### EXERCISE INSTRUCTIONS
Scan the records for the string "action"; copy each line where it occurs.

### ITEMS
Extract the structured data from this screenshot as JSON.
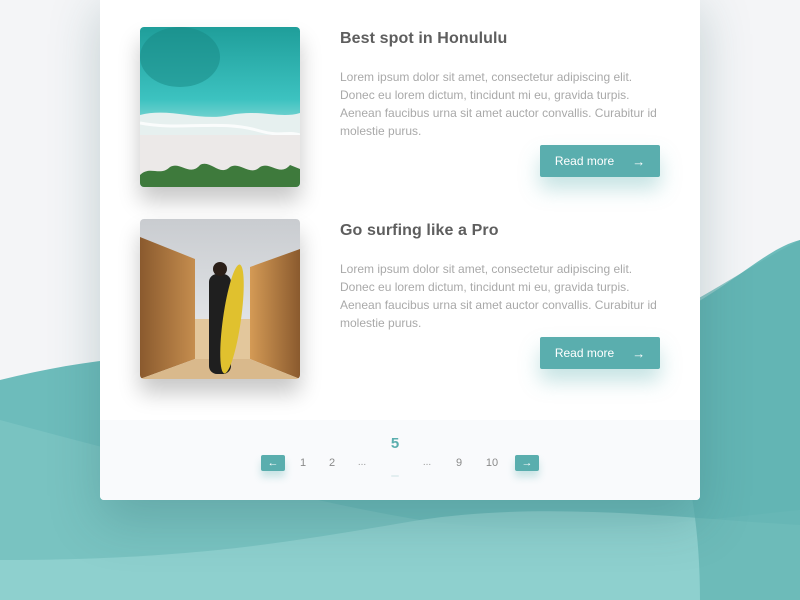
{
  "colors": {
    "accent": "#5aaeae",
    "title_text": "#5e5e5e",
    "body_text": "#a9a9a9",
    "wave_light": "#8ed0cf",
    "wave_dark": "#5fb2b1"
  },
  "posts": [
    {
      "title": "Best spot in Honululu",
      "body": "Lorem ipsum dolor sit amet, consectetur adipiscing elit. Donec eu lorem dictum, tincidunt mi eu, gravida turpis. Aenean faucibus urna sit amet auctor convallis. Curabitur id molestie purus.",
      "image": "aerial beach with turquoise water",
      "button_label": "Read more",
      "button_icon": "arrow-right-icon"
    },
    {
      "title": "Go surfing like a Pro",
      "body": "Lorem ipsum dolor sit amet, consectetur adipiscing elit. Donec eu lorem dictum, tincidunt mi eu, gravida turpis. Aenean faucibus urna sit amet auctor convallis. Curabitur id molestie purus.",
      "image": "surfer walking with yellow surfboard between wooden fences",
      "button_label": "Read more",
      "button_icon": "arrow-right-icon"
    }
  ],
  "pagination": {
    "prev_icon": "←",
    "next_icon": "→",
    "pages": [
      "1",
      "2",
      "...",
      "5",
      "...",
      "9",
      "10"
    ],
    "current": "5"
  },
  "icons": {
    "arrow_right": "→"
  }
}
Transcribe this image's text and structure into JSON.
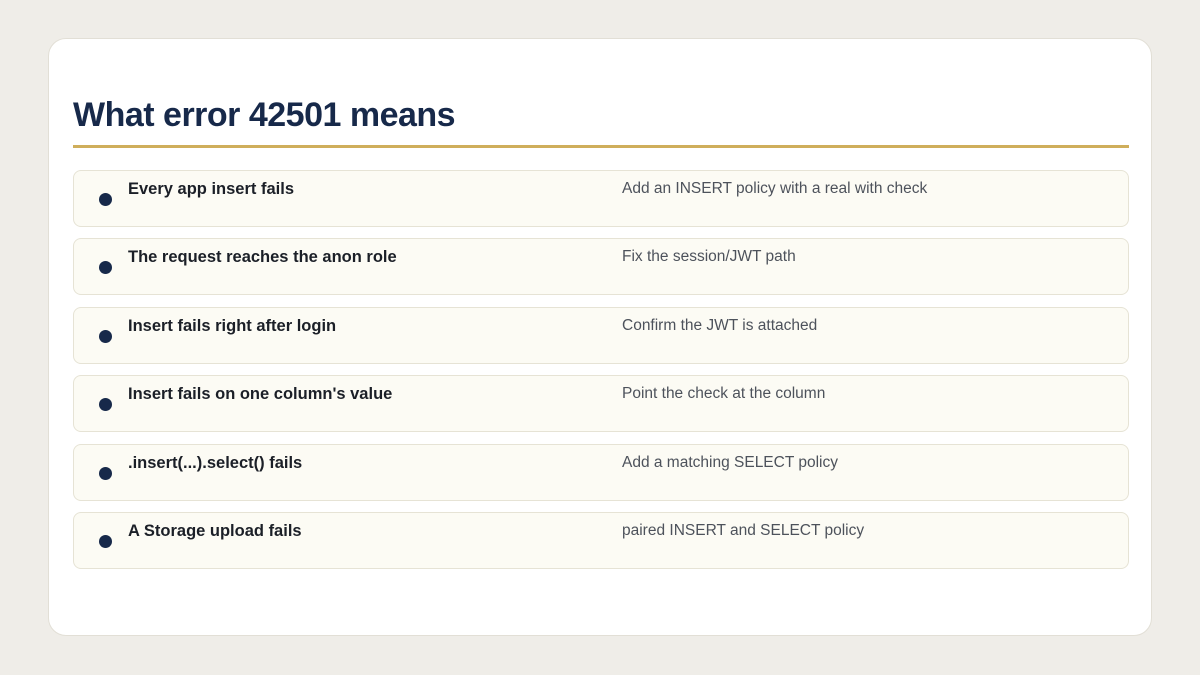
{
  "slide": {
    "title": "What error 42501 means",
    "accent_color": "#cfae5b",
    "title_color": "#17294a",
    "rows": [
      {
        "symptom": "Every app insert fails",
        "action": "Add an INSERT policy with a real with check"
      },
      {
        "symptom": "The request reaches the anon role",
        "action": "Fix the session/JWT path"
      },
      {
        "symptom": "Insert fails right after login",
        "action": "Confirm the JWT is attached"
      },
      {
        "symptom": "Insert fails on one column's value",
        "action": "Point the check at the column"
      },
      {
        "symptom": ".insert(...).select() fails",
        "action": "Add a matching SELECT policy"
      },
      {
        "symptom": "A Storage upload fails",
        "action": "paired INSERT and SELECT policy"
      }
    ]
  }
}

### SOLUTION TO THIS PROBLEM
        "action": "Add an INSERT policy with a real with check"
        "action": "Fix the session/JWT path"
        "action": "Confirm the JWT is attached"
        "action": "Point the check at the column"
        "action": "Add a matching SELECT policy"
        "action": "paired INSERT and SELECT policy"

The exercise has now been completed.